• [Exercise aim] Filter the entries, keeping every line with the word "模型为四面体形".
##############################
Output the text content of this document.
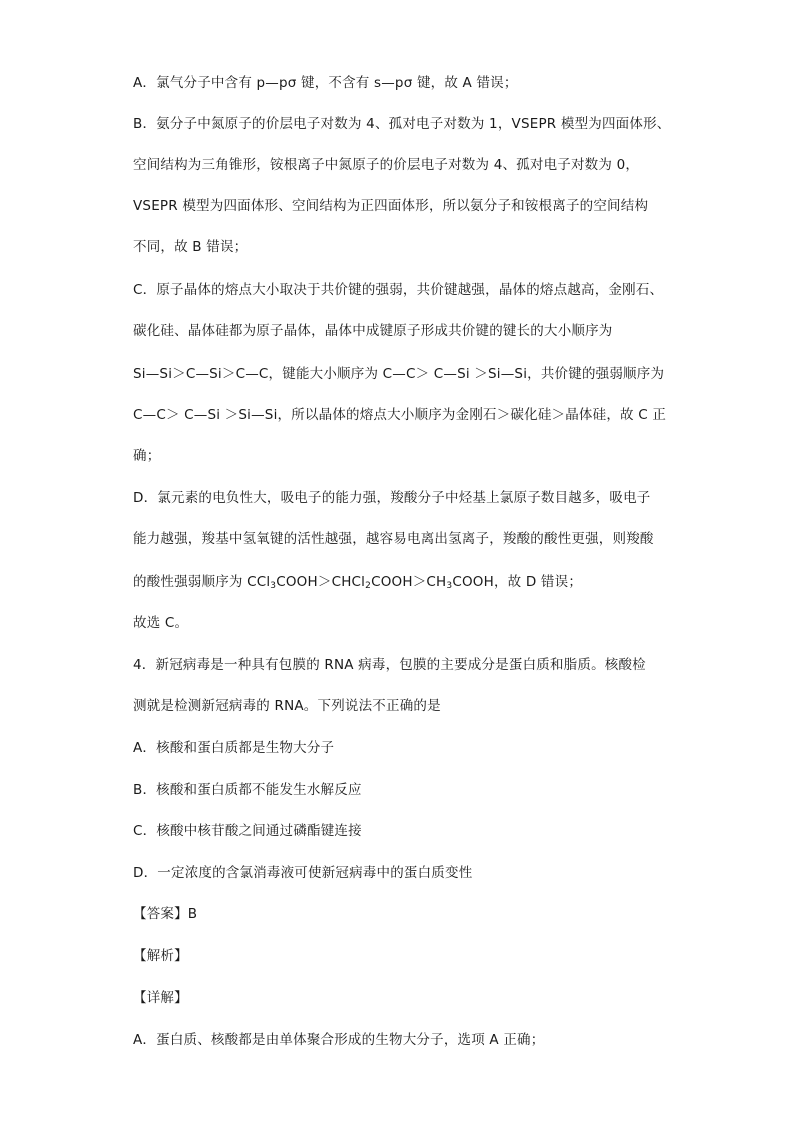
A．氯气分子中含有 p—pσ 键，不含有 s—pσ 键，故 A 错误；
B．氨分子中氮原子的价层电子对数为 4、孤对电子对数为 1，VSEPR 模型为四面体形、
空间结构为三角锥形，铵根离子中氮原子的价层电子对数为 4、孤对电子对数为 0，
VSEPR 模型为四面体形、空间结构为正四面体形，所以氨分子和铵根离子的空间结构
不同，故 B 错误；
C．原子晶体的熔点大小取决于共价键的强弱，共价键越强，晶体的熔点越高，金刚石、
碳化硅、晶体硅都为原子晶体，晶体中成键原子形成共价键的键长的大小顺序为
Si—Si＞C—Si＞C—C，键能大小顺序为 C—C＞ C—Si ＞Si—Si，共价键的强弱顺序为
C—C＞ C—Si ＞Si—Si，所以晶体的熔点大小顺序为金刚石＞碳化硅＞晶体硅，故 C 正
确；
D．氯元素的电负性大，吸电子的能力强，羧酸分子中烃基上氯原子数目越多，吸电子
能力越强，羧基中氢氧键的活性越强，越容易电离出氢离子，羧酸的酸性更强，则羧酸
的酸性强弱顺序为 $CCl_3COOH>CHCl_2COOH>CH_3COOH$，故 D 错误；
故选 C。
4．新冠病毒是一种具有包膜的 RNA 病毒，包膜的主要成分是蛋白质和脂质。核酸检
测就是检测新冠病毒的 RNA。下列说法不正确的是
A．核酸和蛋白质都是生物大分子
B．核酸和蛋白质都不能发生水解反应
C．核酸中核苷酸之间通过磷酯键连接
D．一定浓度的含氯消毒液可使新冠病毒中的蛋白质变性
【答案】B
【解析】
【详解】
A．蛋白质、核酸都是由单体聚合形成的生物大分子，选项 A 正确；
##############################
• [Written answer]
B．氨分子中氮原子的价层电子对数为 4、孤对电子对数为 1，VSEPR 模型为四面体形、
VSEPR 模型为四面体形、空间结构为正四面体形，所以氨分子和铵根离子的空间结构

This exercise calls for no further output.